» **What is expected**
Reproduce all the lines below exactly and omit the images.

» **Provided entries**
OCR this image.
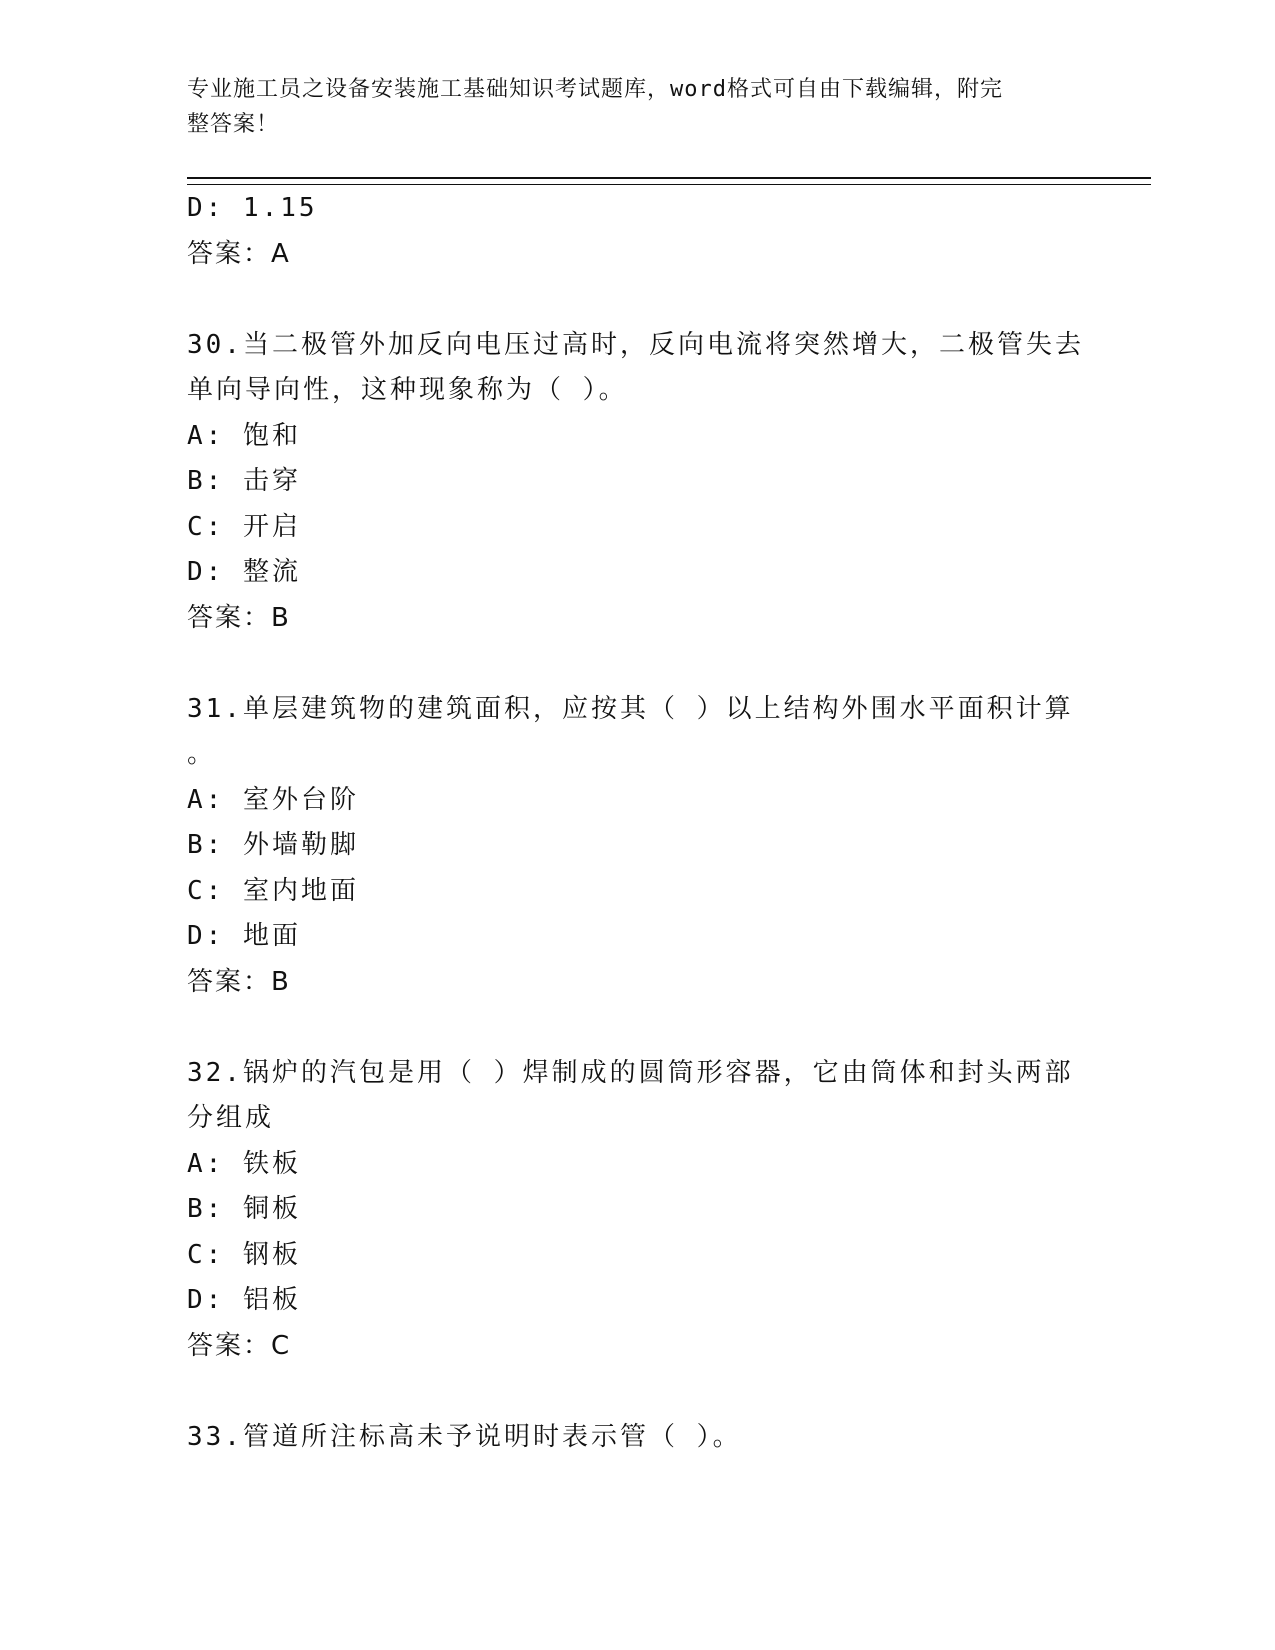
专业施工员之设备安装施工基础知识考试题库，word格式可自由下载编辑，附完
整答案！
D: 1.15
答案：A
30.当二极管外加反向电压过高时，反向电流将突然增大，二极管失去
单向导向性，这种现象称为（ ）。
A: 饱和
B: 击穿
C: 开启
D: 整流
答案：B
31.单层建筑物的建筑面积，应按其（ ）以上结构外围水平面积计算
。
A: 室外台阶
B: 外墙勒脚
C: 室内地面
D: 地面
答案：B
32.锅炉的汽包是用（ ）焊制成的圆筒形容器，它由筒体和封头两部
分组成
A: 铁板
B: 铜板
C: 钢板
D: 铝板
答案：C
33.管道所注标高未予说明时表示管（ ）。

» **Output**
OCR this image.
专业施工员之设备安装施工基础知识考试题库，word格式可自由下载编辑，附完
整答案！
D: 1.15
答案：A
30.当二极管外加反向电压过高时，反向电流将突然增大，二极管失去
单向导向性，这种现象称为（ ）。
A: 饱和
B: 击穿
C: 开启
D: 整流
答案：B
31.单层建筑物的建筑面积，应按其（ ）以上结构外围水平面积计算
。
A: 室外台阶
B: 外墙勒脚
C: 室内地面
D: 地面
答案：B
32.锅炉的汽包是用（ ）焊制成的圆筒形容器，它由筒体和封头两部
分组成
A: 铁板
B: 铜板
C: 钢板
D: 铝板
答案：C
33.管道所注标高未予说明时表示管（ ）。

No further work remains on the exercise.